Your goal
Return the material word for word. Do not include the pictures.

Records for the exercise
--- Start ---
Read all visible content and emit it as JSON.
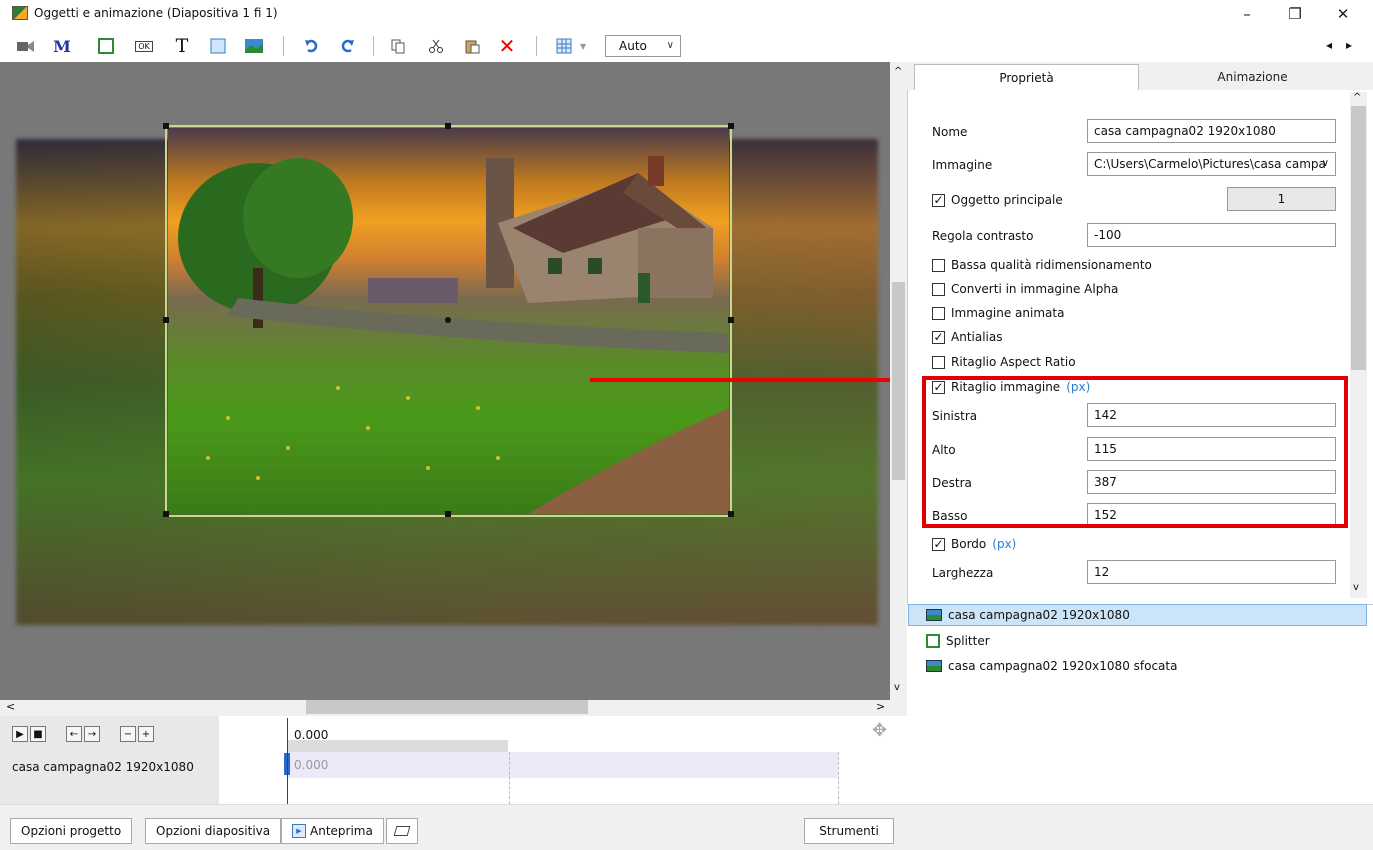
{
  "window": {
    "title": "Oggetti e animazione (Diapositiva 1 fi 1)",
    "minimize": "–",
    "restore": "❐",
    "close": "✕"
  },
  "toolbar": {
    "auto_value": "Auto",
    "nav_prev": "◂",
    "nav_next": "▸",
    "text_tool": "T",
    "mask_tool": "M",
    "ok_tool": "OK",
    "delete_tool": "✕"
  },
  "tabs": [
    {
      "label": "Proprietà"
    },
    {
      "label": "Animazione"
    }
  ],
  "properties": {
    "nome_label": "Nome",
    "nome_value": "casa campagna02 1920x1080",
    "immagine_label": "Immagine",
    "immagine_value": "C:\\Users\\Carmelo\\Pictures\\casa campa",
    "oggetto_principale_label": "Oggetto principale",
    "oggetto_principale_value": "1",
    "regola_contrasto_label": "Regola contrasto",
    "regola_contrasto_value": "-100",
    "bassa_qualita_label": "Bassa qualità ridimensionamento",
    "converti_alpha_label": "Converti in immagine Alpha",
    "immagine_animata_label": "Immagine animata",
    "antialias_label": "Antialias",
    "ritaglio_aspect_label": "Ritaglio Aspect Ratio",
    "ritaglio_immagine_label": "Ritaglio immagine",
    "px_unit": "(px)",
    "sinistra_label": "Sinistra",
    "sinistra_value": "142",
    "alto_label": "Alto",
    "alto_value": "115",
    "destra_label": "Destra",
    "destra_value": "387",
    "basso_label": "Basso",
    "basso_value": "152",
    "bordo_label": "Bordo",
    "larghezza_label": "Larghezza",
    "larghezza_value": "12"
  },
  "objects": [
    {
      "label": "casa campagna02 1920x1080"
    },
    {
      "label": "Splitter"
    },
    {
      "label": "casa campagna02 1920x1080 sfocata"
    }
  ],
  "timeline": {
    "time_value": "0.000",
    "track_time": "0.000",
    "track_name": "casa campagna02 1920x1080"
  },
  "bottom": {
    "opzioni_progetto": "Opzioni progetto",
    "opzioni_diapositiva": "Opzioni diapositiva",
    "anteprima": "Anteprima",
    "strumenti": "Strumenti"
  },
  "scroll": {
    "left": "<",
    "right": ">",
    "up": "^",
    "down": "v"
  }
}
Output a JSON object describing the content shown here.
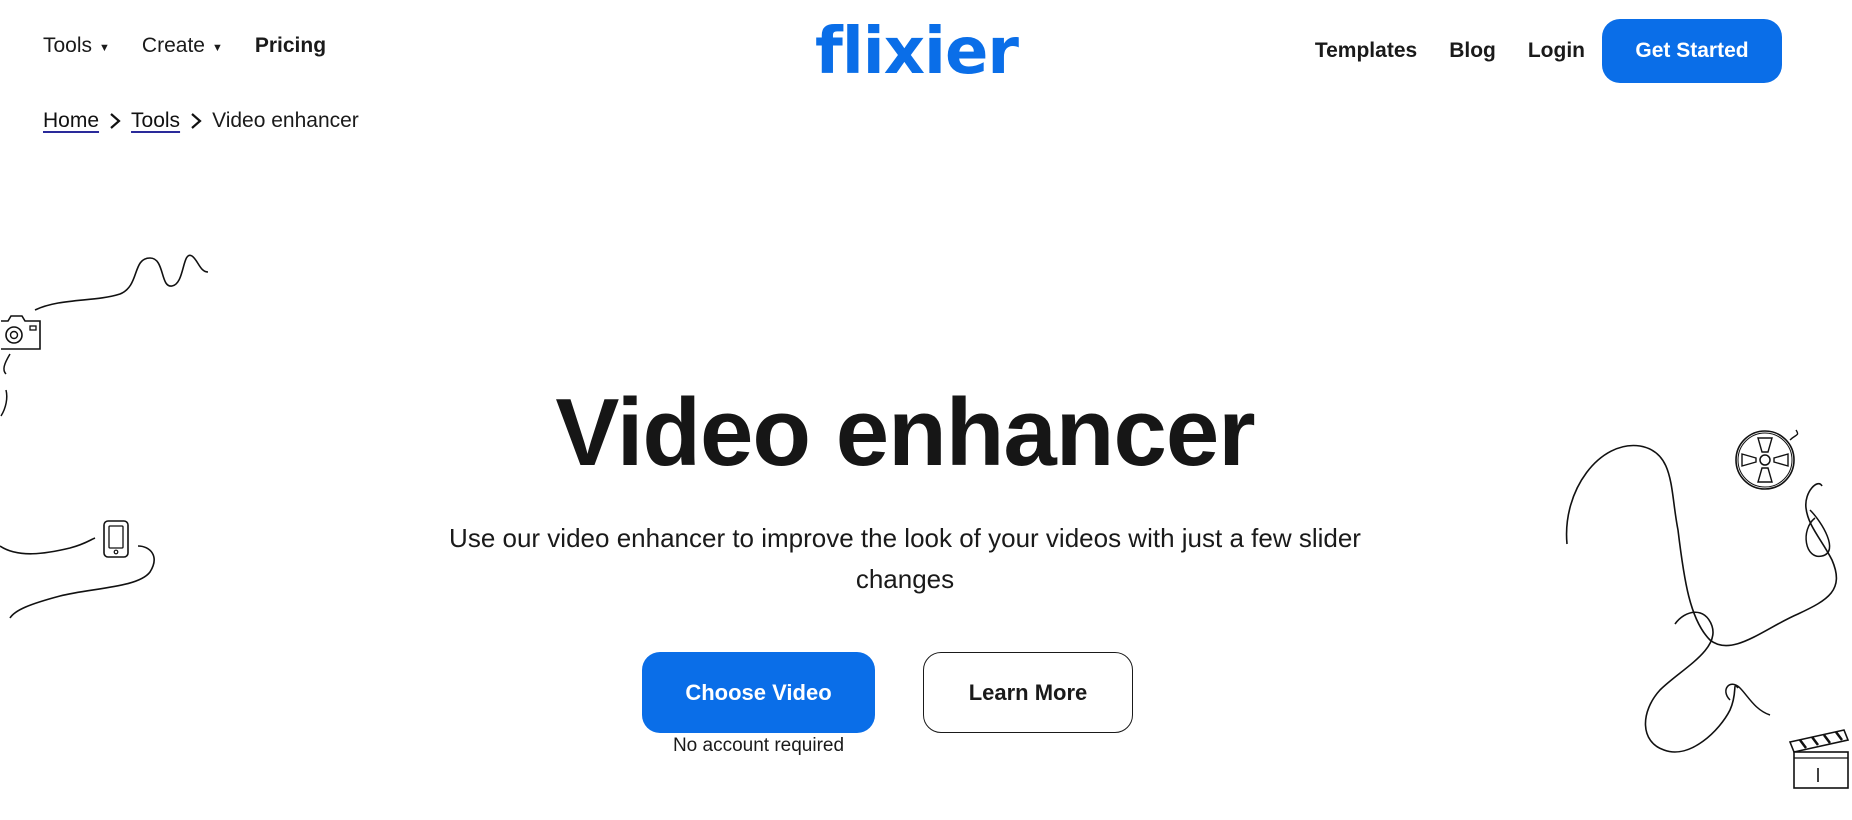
--- End ---
Task response
Read all visible content and emit it as JSON.
{
  "window": {
    "title": "Oggetti e animazione (Diapositiva 1 fi 1)",
    "minimize": "–",
    "restore": "❐",
    "close": "✕"
  },
  "toolbar": {
    "auto_value": "Auto",
    "nav_prev": "◂",
    "nav_next": "▸",
    "text_tool": "T",
    "mask_tool": "M",
    "ok_tool": "OK",
    "delete_tool": "✕"
  },
  "tabs": [
    {
      "label": "Proprietà"
    },
    {
      "label": "Animazione"
    }
  ],
  "properties": {
    "nome_label": "Nome",
    "nome_value": "casa campagna02 1920x1080",
    "immagine_label": "Immagine",
    "immagine_value": "C:\\Users\\Carmelo\\Pictures\\casa campa",
    "oggetto_principale_label": "Oggetto principale",
    "oggetto_principale_value": "1",
    "regola_contrasto_label": "Regola contrasto",
    "regola_contrasto_value": "-100",
    "bassa_qualita_label": "Bassa qualità ridimensionamento",
    "converti_alpha_label": "Converti in immagine Alpha",
    "immagine_animata_label": "Immagine animata",
    "antialias_label": "Antialias",
    "ritaglio_aspect_label": "Ritaglio Aspect Ratio",
    "ritaglio_immagine_label": "Ritaglio immagine",
    "px_unit": "(px)",
    "sinistra_label": "Sinistra",
    "sinistra_value": "142",
    "alto_label": "Alto",
    "alto_value": "115",
    "destra_label": "Destra",
    "destra_value": "387",
    "basso_label": "Basso",
    "basso_value": "152",
    "bordo_label": "Bordo",
    "larghezza_label": "Larghezza",
    "larghezza_value": "12"
  },
  "objects": [
    {
      "label": "casa campagna02 1920x1080"
    },
    {
      "label": "Splitter"
    },
    {
      "label": "casa campagna02 1920x1080 sfocata"
    }
  ],
  "timeline": {
    "time_value": "0.000",
    "track_time": "0.000",
    "track_name": "casa campagna02 1920x1080"
  },
  "bottom": {
    "opzioni_progetto": "Opzioni progetto",
    "opzioni_diapositiva": "Opzioni diapositiva",
    "anteprima": "Anteprima",
    "strumenti": "Strumenti"
  },
  "scroll": {
    "left": "<",
    "right": ">",
    "up": "^",
    "down": "v"
  }
}
Output a JSON object describing the content shown here.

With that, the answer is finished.